Il ruolo del farmacista è fondamentale non solo per vendere un prodotto ma per dare un consiglio personalizzato al fine di fidelizzare il cliente. La farmacia moderna può trovare nel neuromarketing un valido alleato per differenziarsi dove si pone al centro l’interesse umano e la sua individualità.
È importante capire i comportamenti dei consumatori non solo per migliorare le piattaforme tecnologiche ma anche per suggerire nuove strategie e per migliorare servizi e vendite.
D’altro canto è importante rafforzare le nostre competenze nel campo dell’intelligenza emotiva al fine di gestire al meglio le nostre emozioni e quelle del nostro interlocutore, stabilire una relazione più stretta è fondamentale per prendere decisioni più adatte in funzione del nostro obiettivo; il vecchio “agire d’impulso” non è ad oggi la mossa vincente.
···
Consegne:
a. Stabilisci se ciascuna affermazione concorda con il brano sul ruolo del farmacista, rispondendo sì o no e citando le parole del testo che lo dimostrano: (i) il compito del farmacista si limita alla vendita di un prodotto; (ii) comprendere i comportamenti dei consumatori serve anche a suggerire nuove strategie; (iii) agire d’impulso è oggi considerata la mossa vincente.
b. In che cosa, secondo il brano sul ruolo del farmacista, la farmacia moderna può trovare un valido alleato per differenziarsi?
c. Riprendi il brano sul ruolo del farmacista e proseguilo a partire dall’ultima frase.

Voci annotate degli elementi
···
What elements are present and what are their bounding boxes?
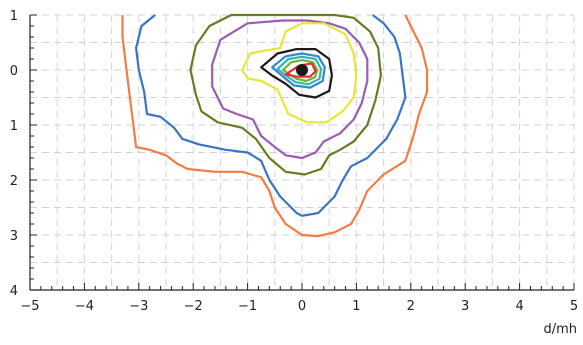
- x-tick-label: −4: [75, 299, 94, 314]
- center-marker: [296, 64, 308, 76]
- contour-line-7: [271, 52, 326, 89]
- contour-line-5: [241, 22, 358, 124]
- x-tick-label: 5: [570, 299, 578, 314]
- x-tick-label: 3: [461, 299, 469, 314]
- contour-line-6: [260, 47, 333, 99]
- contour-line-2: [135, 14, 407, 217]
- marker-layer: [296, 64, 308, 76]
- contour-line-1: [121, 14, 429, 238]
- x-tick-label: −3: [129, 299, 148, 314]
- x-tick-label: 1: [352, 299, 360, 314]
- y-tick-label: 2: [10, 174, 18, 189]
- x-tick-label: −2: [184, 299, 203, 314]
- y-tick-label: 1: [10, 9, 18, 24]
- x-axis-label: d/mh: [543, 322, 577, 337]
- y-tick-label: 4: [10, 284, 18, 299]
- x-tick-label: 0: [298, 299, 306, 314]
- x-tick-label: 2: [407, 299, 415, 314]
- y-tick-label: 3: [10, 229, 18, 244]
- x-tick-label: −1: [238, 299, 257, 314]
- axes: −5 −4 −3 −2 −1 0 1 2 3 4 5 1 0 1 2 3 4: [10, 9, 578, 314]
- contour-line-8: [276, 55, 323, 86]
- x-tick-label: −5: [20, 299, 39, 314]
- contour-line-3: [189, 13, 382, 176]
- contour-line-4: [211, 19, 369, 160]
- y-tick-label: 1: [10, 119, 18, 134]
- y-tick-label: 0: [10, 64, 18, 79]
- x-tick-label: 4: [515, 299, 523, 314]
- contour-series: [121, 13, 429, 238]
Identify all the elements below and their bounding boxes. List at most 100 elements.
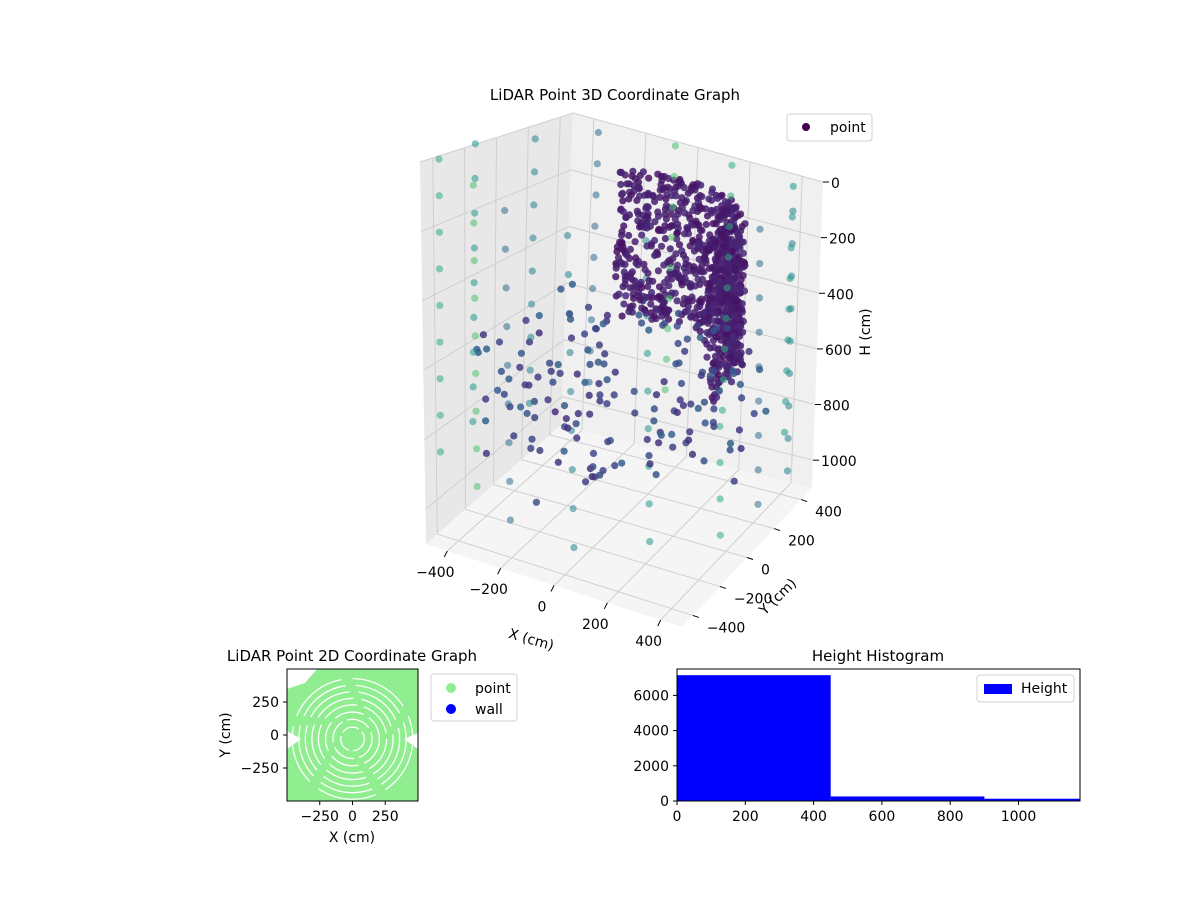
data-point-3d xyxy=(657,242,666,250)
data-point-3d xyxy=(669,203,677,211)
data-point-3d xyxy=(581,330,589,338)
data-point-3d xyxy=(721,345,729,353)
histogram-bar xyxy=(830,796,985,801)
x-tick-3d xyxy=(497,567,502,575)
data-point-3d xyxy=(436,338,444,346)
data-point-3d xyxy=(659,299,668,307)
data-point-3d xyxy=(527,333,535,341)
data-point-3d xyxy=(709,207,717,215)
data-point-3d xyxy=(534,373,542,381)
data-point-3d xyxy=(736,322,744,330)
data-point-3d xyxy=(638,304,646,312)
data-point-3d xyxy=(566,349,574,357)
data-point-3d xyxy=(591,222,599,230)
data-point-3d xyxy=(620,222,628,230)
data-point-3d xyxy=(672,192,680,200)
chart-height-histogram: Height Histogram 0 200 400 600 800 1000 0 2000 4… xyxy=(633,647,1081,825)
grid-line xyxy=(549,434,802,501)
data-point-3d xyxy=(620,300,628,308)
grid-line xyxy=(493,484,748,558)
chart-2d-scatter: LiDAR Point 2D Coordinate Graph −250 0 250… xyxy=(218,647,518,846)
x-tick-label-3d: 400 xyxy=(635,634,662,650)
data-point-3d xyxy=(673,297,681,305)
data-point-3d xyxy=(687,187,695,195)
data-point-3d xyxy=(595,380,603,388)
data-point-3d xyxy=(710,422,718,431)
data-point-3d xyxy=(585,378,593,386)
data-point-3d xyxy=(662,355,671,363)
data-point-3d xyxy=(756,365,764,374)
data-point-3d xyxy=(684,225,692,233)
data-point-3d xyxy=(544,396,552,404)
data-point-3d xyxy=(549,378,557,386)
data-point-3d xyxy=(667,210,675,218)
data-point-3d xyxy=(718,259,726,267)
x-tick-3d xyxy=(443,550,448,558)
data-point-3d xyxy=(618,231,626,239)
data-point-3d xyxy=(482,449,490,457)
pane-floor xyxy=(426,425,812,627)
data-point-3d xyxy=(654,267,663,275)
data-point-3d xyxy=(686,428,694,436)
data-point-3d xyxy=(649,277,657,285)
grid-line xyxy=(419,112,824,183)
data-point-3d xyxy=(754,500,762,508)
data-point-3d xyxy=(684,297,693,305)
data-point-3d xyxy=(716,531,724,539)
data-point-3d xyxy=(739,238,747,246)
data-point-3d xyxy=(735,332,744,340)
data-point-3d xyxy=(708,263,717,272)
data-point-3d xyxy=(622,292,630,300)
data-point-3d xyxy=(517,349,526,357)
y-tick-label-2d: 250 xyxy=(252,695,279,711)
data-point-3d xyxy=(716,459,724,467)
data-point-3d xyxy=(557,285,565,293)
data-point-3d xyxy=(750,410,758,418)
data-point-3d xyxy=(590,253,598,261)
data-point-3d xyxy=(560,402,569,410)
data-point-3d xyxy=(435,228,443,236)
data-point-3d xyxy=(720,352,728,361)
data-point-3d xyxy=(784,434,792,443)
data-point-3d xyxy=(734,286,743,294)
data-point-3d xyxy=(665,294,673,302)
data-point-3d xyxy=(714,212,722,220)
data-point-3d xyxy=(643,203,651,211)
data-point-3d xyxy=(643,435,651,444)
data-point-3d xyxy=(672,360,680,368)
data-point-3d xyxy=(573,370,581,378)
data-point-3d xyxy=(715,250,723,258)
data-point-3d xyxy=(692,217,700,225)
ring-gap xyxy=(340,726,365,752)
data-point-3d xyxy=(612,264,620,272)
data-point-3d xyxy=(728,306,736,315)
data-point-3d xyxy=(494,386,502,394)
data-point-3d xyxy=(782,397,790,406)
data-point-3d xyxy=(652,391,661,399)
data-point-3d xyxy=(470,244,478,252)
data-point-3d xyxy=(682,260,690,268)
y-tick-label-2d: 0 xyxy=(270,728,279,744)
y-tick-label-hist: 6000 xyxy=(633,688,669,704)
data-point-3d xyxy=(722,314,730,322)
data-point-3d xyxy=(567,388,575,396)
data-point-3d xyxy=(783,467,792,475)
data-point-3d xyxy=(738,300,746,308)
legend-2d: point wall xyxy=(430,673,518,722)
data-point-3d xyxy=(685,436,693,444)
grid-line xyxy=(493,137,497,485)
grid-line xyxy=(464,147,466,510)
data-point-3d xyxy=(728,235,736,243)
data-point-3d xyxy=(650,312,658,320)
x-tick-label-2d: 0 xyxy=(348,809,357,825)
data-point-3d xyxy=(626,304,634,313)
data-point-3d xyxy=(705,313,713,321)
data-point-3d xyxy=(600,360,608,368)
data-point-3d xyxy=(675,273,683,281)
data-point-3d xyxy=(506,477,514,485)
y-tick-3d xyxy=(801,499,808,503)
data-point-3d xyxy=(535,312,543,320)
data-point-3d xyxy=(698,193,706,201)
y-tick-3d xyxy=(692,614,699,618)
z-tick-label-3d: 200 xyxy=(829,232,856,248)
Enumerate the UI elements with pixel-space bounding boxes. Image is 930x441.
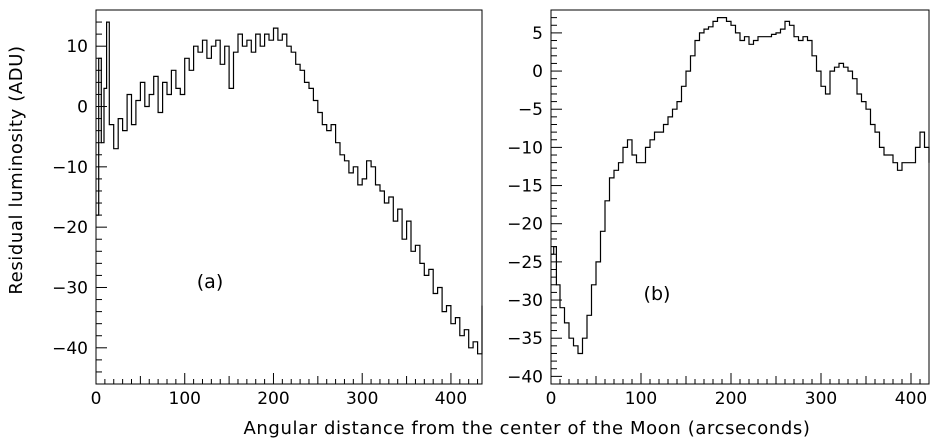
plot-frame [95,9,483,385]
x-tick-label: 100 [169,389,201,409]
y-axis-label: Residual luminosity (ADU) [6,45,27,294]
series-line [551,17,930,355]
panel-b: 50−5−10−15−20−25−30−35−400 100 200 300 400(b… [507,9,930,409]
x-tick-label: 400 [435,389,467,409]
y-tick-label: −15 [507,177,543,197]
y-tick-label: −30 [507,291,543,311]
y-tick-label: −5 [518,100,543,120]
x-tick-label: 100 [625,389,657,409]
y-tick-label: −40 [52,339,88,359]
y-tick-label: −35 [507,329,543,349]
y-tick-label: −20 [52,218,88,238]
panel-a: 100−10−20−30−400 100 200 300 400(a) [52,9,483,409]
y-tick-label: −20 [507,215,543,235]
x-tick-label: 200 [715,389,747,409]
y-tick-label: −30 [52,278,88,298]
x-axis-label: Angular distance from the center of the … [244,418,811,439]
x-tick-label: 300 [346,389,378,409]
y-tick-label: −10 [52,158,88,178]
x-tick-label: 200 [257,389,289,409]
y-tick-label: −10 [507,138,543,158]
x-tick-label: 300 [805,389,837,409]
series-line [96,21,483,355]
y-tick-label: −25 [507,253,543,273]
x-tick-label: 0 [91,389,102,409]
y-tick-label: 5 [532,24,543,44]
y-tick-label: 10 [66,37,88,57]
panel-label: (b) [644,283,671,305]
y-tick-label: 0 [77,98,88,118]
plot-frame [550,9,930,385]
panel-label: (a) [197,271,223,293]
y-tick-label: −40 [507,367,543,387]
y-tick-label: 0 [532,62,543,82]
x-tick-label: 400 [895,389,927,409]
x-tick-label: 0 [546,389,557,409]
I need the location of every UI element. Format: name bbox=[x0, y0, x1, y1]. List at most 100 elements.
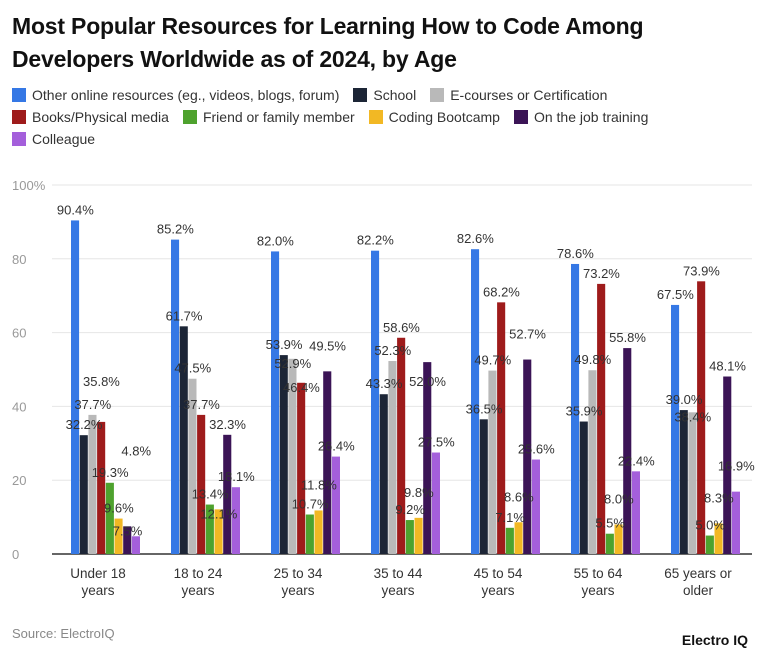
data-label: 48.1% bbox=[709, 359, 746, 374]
···
Risposte in ordine:
a.
(i) No: «non solo per vendere un prodotto ma per dare un consiglio personalizzato».
(ii) Sì: «ma anche per suggerire nuove strategie».
(iii) No: «il vecchio “agire d’impulso” non è ad oggi la mossa vincente».

b. Nel neuromarketing.

c.
Tra gli strumenti del neuromarketing una parola che ha suscitato grande interesse di studio è: empatia. L’empatia insieme alle domande e all’ascolto sono gli elementi vincenti in grado di aiutarci quotidianamente al banco. E altresì vero che non tutti sono dotati di una spiccata connessione con il proprio interlocutore attraverso la conoscenza verbale e non verbale, ecco perché occorre oltrepassare il pregiudizio della nostra percezione e focalizzarci su ciò che abbiamo davanti. Immaginiamo di avere una lente d’ingrandimento, tramite la quale possiamo arrivare ai segni para-verbali e non-verbali e quindi arrivare all’esigenza.
Ma l’intelligenza emotiva si può allenare?
Si la buona notizia è che l’intelligenza emotiva si può allenare.
Si può allenare facendo domande, coinvolgere l’interlocutore, che ci spingono alla riflessione, che esplorano i bisogni oppure si possono costruire domande indirette facendo attenzione a evitare che il nostro cliente/paziente si senta a disagio.
C’è un valore per ogni emozione che proviamo, mettiamola in pratica.